■ STATED PROBLEM:
In the items below, quote every line exactly, starting at the line that contains "193, 177, 212]" and stopping after the line that contains "323, 292, 342]".

Collection entries
┌────────

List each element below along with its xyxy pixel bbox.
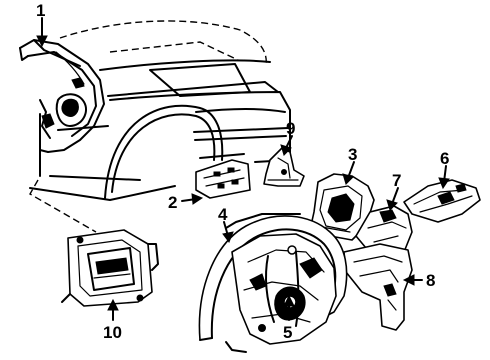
callout-2: 2	[168, 193, 177, 212]
arrowhead-7	[386, 199, 398, 211]
callout-1: 1	[36, 1, 45, 20]
arrowhead-9	[280, 144, 292, 156]
callout-10: 10	[103, 323, 122, 342]
arrowhead-3	[342, 173, 354, 185]
part-8-lower-extension	[343, 243, 413, 331]
part-7-inner-bracket	[355, 205, 413, 257]
callout-5: 5	[283, 323, 292, 342]
arrowhead-4	[222, 231, 234, 244]
arrowhead-6	[438, 177, 450, 190]
quarter-panel-body	[29, 20, 291, 233]
leader-9	[285, 135, 293, 149]
part-4-5-wheelhouse	[198, 213, 348, 353]
arrowhead-10	[107, 298, 119, 311]
part-1-pillar-inner	[19, 39, 105, 153]
part-10-panel	[61, 229, 159, 307]
part-2-bracket	[195, 159, 251, 199]
callout-7: 7	[392, 171, 401, 190]
part-6-extension	[403, 179, 481, 223]
arrowhead-8	[402, 274, 415, 286]
callout-8: 8	[426, 271, 435, 290]
callout-9: 9	[286, 119, 295, 138]
callout-3: 3	[348, 145, 357, 164]
callout-6: 6	[440, 149, 449, 168]
arrowhead-1	[36, 35, 48, 48]
arrowhead-5	[283, 294, 295, 307]
callout-labels: 1 2 3 4 5 6 7 8 9 10	[36, 1, 449, 342]
leader-lines	[36, 17, 450, 321]
callout-4: 4	[218, 205, 228, 224]
arrowhead-2	[191, 193, 204, 205]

└────────

■ EXERCISE SOLUTION:
callout-2: 2	[168, 193, 177, 212]
arrowhead-7	[386, 199, 398, 211]
callout-1: 1	[36, 1, 45, 20]
arrowhead-9	[280, 144, 292, 156]
callout-10: 10	[103, 323, 122, 342]
arrowhead-3	[342, 173, 354, 185]
part-8-lower-extension	[343, 243, 413, 331]
part-7-inner-bracket	[355, 205, 413, 257]
callout-5: 5	[283, 323, 292, 342]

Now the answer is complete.